» **Prompt**:
In the data below, find every line that has the string "experiencia", and copy it.

» **Information given**:

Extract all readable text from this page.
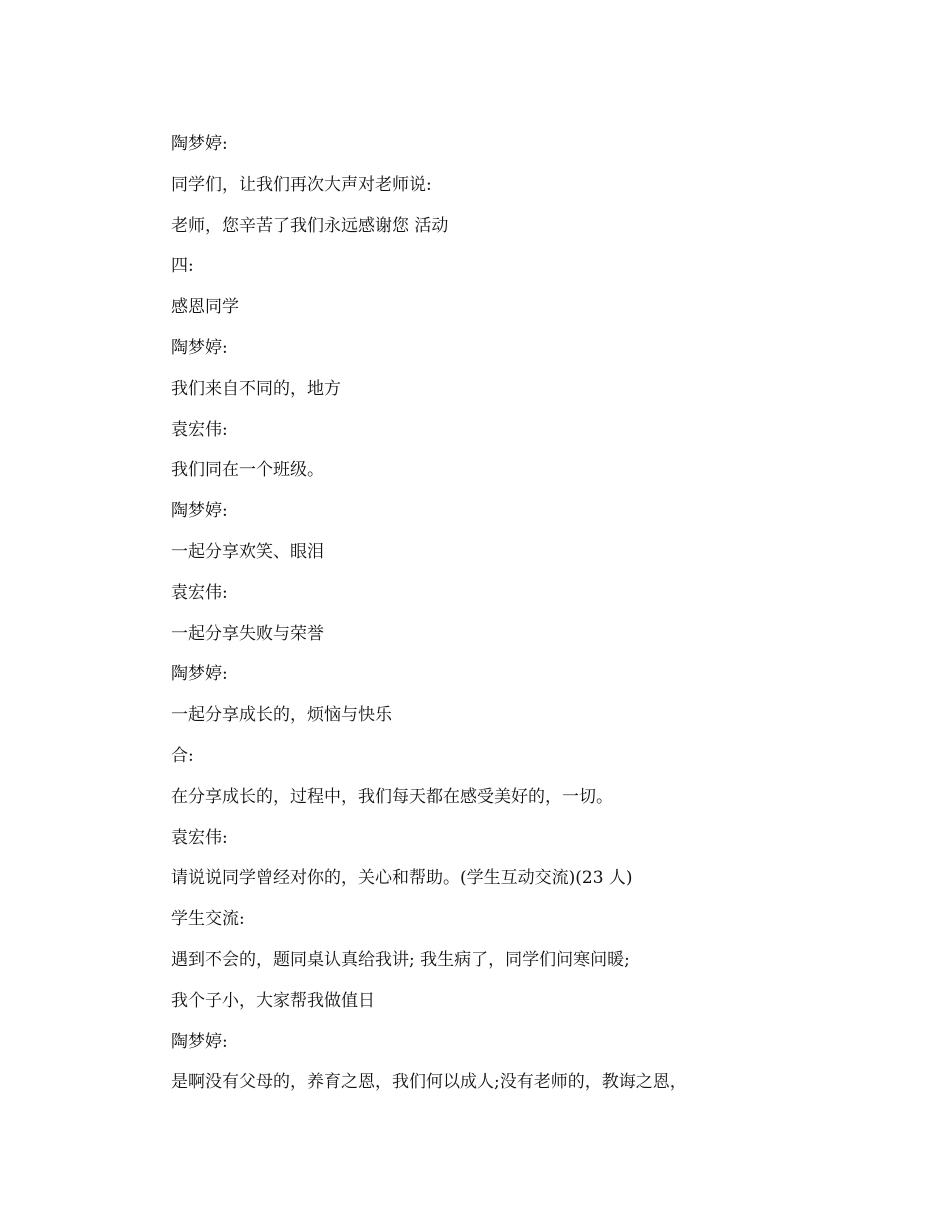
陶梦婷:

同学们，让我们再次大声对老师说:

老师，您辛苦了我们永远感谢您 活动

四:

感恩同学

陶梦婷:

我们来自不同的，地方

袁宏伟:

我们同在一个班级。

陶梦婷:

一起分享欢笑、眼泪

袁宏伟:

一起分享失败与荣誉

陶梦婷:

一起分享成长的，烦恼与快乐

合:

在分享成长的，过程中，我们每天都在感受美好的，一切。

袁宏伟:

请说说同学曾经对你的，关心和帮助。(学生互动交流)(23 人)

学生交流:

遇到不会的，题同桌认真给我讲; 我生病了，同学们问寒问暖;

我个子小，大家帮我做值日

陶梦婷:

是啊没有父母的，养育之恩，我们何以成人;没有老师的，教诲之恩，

---

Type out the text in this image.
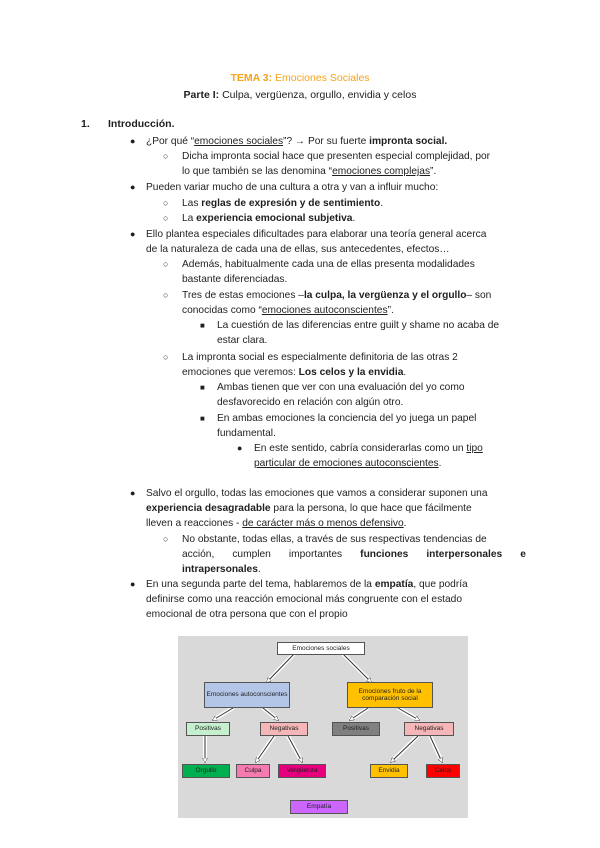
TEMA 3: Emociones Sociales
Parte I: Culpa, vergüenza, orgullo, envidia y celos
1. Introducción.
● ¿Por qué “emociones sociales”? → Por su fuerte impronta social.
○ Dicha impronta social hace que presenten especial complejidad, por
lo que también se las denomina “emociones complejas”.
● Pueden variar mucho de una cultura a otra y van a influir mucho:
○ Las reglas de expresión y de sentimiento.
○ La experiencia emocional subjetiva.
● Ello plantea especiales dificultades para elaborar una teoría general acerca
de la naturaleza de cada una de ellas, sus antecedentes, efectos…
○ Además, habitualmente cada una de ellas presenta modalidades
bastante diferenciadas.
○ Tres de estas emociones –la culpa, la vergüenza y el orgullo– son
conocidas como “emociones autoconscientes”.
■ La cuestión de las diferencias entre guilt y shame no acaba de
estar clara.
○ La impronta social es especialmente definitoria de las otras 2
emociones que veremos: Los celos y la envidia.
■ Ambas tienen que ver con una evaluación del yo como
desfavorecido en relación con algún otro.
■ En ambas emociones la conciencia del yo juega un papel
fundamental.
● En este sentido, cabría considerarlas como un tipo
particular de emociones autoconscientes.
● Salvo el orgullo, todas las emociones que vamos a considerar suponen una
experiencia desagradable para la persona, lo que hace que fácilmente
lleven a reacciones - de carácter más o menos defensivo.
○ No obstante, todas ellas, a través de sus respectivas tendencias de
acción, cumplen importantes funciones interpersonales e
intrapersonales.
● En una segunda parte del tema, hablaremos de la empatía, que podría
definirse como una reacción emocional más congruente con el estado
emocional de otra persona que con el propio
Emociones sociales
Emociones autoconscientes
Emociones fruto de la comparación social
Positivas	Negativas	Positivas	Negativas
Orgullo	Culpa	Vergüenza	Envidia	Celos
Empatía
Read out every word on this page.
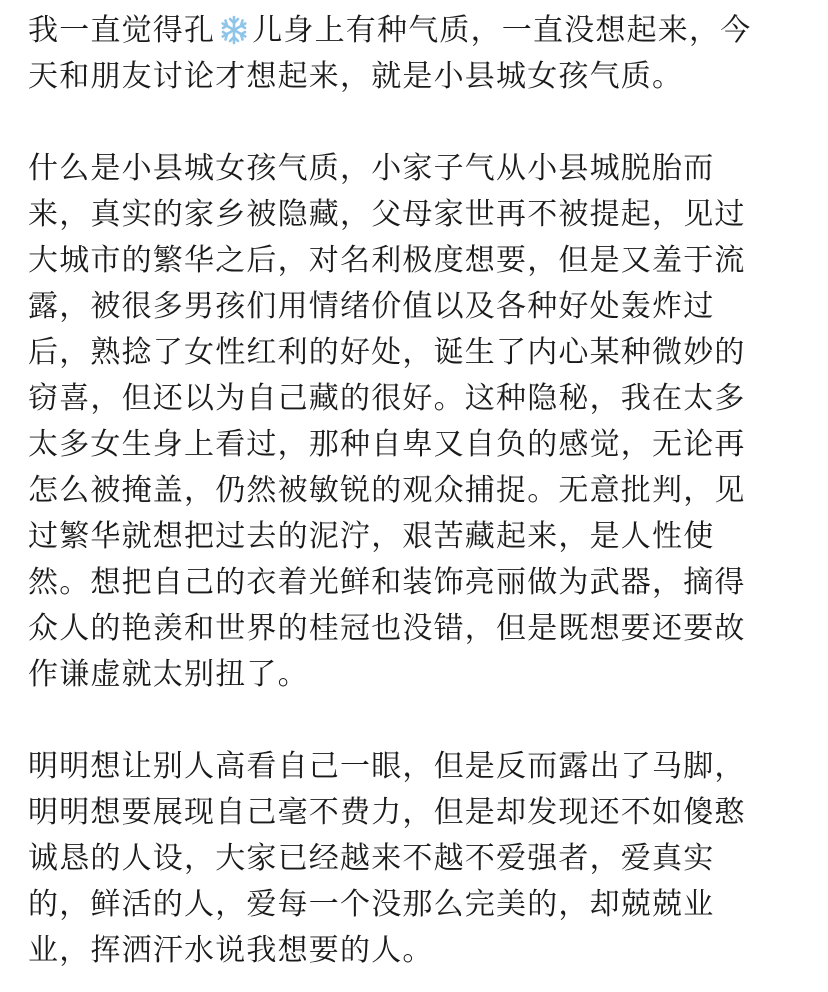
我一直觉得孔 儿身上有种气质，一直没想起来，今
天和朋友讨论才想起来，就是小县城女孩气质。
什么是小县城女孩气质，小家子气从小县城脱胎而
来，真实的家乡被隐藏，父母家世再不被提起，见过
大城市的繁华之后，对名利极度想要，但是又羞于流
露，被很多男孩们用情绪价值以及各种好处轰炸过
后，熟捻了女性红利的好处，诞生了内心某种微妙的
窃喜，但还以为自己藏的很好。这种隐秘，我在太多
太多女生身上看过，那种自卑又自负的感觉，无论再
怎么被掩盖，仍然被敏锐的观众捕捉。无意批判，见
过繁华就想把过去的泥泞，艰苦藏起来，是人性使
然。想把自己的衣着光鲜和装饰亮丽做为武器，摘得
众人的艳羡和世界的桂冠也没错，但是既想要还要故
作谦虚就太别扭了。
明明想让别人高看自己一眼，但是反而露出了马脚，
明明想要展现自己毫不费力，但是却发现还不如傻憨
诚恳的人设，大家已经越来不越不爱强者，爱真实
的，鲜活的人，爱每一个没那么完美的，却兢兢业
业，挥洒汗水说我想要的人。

* * *

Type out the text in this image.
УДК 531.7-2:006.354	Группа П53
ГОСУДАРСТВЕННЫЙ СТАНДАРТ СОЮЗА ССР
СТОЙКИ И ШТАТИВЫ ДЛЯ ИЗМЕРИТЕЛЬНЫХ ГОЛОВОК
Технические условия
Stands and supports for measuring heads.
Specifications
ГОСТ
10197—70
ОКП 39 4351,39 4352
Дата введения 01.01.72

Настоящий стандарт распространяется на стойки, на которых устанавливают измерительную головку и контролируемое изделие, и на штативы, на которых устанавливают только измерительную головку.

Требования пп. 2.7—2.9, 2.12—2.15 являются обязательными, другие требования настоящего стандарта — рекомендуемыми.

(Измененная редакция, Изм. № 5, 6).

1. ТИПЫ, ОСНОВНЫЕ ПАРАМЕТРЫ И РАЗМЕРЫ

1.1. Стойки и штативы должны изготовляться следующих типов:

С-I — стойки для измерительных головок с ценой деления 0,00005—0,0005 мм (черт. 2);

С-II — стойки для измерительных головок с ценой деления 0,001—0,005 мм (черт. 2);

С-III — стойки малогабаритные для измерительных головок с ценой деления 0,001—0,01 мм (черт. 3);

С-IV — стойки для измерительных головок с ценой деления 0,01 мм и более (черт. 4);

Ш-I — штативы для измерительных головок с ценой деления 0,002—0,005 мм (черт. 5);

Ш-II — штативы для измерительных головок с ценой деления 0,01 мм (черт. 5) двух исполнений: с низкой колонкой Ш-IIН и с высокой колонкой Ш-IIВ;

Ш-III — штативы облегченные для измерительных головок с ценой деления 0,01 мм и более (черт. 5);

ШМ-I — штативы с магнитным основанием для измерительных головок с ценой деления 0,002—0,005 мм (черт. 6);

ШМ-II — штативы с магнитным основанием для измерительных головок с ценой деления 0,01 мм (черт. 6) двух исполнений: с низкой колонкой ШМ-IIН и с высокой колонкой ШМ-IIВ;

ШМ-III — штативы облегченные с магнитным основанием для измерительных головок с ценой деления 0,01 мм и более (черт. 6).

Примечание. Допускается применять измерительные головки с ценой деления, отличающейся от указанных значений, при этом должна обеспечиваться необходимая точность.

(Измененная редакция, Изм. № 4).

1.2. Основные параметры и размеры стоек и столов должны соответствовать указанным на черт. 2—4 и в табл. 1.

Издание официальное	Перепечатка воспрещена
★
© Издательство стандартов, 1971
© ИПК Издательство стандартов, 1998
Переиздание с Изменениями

» **Exercise solution**:
○ La experiencia emocional subjetiva.
experiencia desagradable para la persona, lo que hace que fácilmente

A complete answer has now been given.